Staging Modernity
Cassina, 2025
During Milan Design Week 2025, at the Teatro Lirico Giorgio Gaber, Formafantasma conceives ‘Staging Modernity’, a scenography and theatrical performance directed by Fabio Cherstich based on three commissioned texts by philosopher Emanuele Coccia, architect, writer and curator Andrés Jaque, architect and Feifei Zhou (terriStories).
Presented in the context of Cassina’s 60th anniversary of industrially producing the iconic furniture pieces of Le Corbusier, Charlotte Perriand, and Pierre Jeanneret - first shown at the 1929 Salon d’Automne in Paris - this project aims to challenge the conventional narratives around modernity, domesticity, and design while examining the deep cultural implications of these ideas today.
The original Salon d'Automne presentation was a milestone in the history of modernist architecture and design. Le Corbusier’s vision of the machine à habiter (machine for living) sought to redefine the domestic environment as an industrial, functional, and hygienic space, liberated from the burdens of tradition. By introducing bent tubular metal furniture, Perriand, Corbusier, and Jeanneret distanced the new modern aesthetic from the tradition of wood cabinetmaking. This radical break was intended not only as a design shift but as a symbol of modernity itself: a forward-thinking, industrial, and rational world untethered from the past.

Dataset records:

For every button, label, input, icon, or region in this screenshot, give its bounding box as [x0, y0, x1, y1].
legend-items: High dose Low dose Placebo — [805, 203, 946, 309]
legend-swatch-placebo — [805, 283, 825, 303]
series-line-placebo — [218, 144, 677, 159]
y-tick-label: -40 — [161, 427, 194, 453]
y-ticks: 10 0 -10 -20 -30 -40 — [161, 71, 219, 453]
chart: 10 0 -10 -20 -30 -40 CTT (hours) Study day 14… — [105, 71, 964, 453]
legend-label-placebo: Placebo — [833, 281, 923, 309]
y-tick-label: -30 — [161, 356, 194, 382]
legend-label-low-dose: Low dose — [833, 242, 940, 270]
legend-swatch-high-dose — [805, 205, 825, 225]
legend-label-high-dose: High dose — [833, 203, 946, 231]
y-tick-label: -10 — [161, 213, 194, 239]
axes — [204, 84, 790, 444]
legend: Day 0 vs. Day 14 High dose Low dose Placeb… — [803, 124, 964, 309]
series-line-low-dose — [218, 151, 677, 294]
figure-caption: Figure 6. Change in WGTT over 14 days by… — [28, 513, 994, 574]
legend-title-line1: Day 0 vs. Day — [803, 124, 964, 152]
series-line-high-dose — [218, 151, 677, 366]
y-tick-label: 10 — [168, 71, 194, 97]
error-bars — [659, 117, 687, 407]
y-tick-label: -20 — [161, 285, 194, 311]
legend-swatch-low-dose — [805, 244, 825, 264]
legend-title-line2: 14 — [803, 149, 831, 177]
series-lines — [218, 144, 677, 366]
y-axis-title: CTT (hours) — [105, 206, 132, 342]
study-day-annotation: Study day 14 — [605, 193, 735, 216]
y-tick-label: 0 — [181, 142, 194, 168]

Required work: Write the next part of the "Staging Modernity" text, starting after its final sentence. The data were drawn from a different source than the text.

Output for this exercise:
Formafantasma’s Staging Modernity at the Teatro Lirico Giorgio Gaber takes as its starting point the floor plan of the original Salon d’Automne installation. However, rather than simply revisiting or commemorating this historical moment, the installation fragments it, scattering the elements across the space as if they were sketches or drafts. These fragments, like disjointed pieces of a puzzle, evoke the idea of a vision once whole but now fractured, offering a lens through which to reconsider the idealized conception of modernity.
Le Corbusier’s, Perriand’s, and Jeanneret’s work, deeply embedded in the philosophy of rationality and progress, is re-imagined in Formafantasma’s intervention not as a pristine vision of industrial perfection, but as something more open and porous. The spaces are populated by animals’ reproductions to break down the divide between what is considered "human" and "non-human," or between the modern and the savage.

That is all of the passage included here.